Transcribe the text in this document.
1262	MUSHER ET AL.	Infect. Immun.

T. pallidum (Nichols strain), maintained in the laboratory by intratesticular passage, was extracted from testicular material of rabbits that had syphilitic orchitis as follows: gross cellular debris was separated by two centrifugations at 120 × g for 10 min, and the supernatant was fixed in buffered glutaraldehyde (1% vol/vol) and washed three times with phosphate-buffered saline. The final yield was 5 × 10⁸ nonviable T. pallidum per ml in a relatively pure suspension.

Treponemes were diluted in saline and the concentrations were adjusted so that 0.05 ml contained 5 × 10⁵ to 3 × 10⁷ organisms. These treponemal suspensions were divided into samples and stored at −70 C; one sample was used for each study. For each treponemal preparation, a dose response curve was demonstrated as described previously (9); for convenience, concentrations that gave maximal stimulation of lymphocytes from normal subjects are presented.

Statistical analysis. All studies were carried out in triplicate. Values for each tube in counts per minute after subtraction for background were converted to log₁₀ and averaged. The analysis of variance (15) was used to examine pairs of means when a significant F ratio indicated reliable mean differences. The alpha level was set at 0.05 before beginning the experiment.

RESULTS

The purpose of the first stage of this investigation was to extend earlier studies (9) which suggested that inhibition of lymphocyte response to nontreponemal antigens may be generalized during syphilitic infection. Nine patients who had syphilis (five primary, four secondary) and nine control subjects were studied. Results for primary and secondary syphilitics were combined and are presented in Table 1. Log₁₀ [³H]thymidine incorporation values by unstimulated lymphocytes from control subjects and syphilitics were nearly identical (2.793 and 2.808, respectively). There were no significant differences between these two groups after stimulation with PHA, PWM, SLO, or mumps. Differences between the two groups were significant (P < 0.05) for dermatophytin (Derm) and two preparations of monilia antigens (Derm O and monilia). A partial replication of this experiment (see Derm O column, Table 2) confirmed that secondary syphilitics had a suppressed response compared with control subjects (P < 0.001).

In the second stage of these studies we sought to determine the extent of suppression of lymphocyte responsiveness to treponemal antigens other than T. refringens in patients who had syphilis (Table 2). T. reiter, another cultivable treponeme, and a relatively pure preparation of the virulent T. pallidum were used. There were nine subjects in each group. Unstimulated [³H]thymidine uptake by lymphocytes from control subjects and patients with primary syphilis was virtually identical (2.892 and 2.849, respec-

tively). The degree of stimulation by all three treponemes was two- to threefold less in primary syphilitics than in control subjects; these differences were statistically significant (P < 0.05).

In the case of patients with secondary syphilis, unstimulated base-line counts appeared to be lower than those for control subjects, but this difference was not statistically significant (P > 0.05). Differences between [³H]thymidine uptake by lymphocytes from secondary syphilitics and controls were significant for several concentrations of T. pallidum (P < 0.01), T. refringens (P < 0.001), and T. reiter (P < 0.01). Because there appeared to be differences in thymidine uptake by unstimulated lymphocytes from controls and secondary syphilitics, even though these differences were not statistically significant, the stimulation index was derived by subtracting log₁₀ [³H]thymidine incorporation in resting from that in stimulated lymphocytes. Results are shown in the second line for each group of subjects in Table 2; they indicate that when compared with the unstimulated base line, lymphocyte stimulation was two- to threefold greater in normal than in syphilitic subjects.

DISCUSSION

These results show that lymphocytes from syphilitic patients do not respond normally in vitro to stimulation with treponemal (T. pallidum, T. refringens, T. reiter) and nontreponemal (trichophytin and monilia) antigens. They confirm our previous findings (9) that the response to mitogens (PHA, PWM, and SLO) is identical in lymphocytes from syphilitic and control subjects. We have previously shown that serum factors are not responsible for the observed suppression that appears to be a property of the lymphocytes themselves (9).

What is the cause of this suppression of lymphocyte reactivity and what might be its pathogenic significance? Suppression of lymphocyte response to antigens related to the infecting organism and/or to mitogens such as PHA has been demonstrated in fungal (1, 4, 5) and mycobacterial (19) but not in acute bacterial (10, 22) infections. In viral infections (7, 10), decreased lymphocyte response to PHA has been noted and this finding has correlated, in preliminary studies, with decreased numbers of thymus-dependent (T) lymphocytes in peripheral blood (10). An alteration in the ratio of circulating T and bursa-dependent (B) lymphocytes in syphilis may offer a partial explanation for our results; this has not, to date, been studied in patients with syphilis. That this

* _Work instructions_
Check each line in the records for the word "when" and say how many have it, with nothing else.

* _Result for this exercise_
2